**Records for this exercise:**
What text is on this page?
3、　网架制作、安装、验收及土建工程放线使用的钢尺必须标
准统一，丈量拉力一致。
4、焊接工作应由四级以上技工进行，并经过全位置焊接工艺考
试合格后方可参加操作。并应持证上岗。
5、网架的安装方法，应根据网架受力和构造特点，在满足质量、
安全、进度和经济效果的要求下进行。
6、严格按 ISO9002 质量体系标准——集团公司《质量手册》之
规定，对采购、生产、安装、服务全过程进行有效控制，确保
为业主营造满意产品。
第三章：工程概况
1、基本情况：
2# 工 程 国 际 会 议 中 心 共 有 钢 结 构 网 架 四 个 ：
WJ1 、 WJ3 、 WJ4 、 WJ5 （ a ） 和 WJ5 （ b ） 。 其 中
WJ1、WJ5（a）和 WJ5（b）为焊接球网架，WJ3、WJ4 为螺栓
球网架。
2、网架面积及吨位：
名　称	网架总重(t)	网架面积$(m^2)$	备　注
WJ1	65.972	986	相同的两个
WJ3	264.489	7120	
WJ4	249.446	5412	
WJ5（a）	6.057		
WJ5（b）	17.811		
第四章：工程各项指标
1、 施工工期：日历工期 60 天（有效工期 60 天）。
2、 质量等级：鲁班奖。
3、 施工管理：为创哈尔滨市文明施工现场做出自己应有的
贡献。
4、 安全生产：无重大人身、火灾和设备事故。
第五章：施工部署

**Problem description:**
Please quote every record above exactly as it appears.

**Exercise output:**
What text is on this page?
3、　网架制作、安装、验收及土建工程放线使用的钢尺必须标
准统一，丈量拉力一致。
4、焊接工作应由四级以上技工进行，并经过全位置焊接工艺考
试合格后方可参加操作。并应持证上岗。
5、网架的安装方法，应根据网架受力和构造特点，在满足质量、
安全、进度和经济效果的要求下进行。
6、严格按 ISO9002 质量体系标准——集团公司《质量手册》之
规定，对采购、生产、安装、服务全过程进行有效控制，确保
为业主营造满意产品。
第三章：工程概况
1、基本情况：
2# 工 程 国 际 会 议 中 心 共 有 钢 结 构 网 架 四 个 ：
WJ1 、 WJ3 、 WJ4 、 WJ5 （ a ） 和 WJ5 （ b ） 。 其 中
WJ1、WJ5（a）和 WJ5（b）为焊接球网架，WJ3、WJ4 为螺栓
球网架。
2、网架面积及吨位：
名　称	网架总重(t)	网架面积$(m^2)$	备　注
WJ1	65.972	986	相同的两个
WJ3	264.489	7120	
WJ4	249.446	5412	
WJ5（a）	6.057		
WJ5（b）	17.811		
第四章：工程各项指标
1、 施工工期：日历工期 60 天（有效工期 60 天）。
2、 质量等级：鲁班奖。
3、 施工管理：为创哈尔滨市文明施工现场做出自己应有的
贡献。
4、 安全生产：无重大人身、火灾和设备事故。
第五章：施工部署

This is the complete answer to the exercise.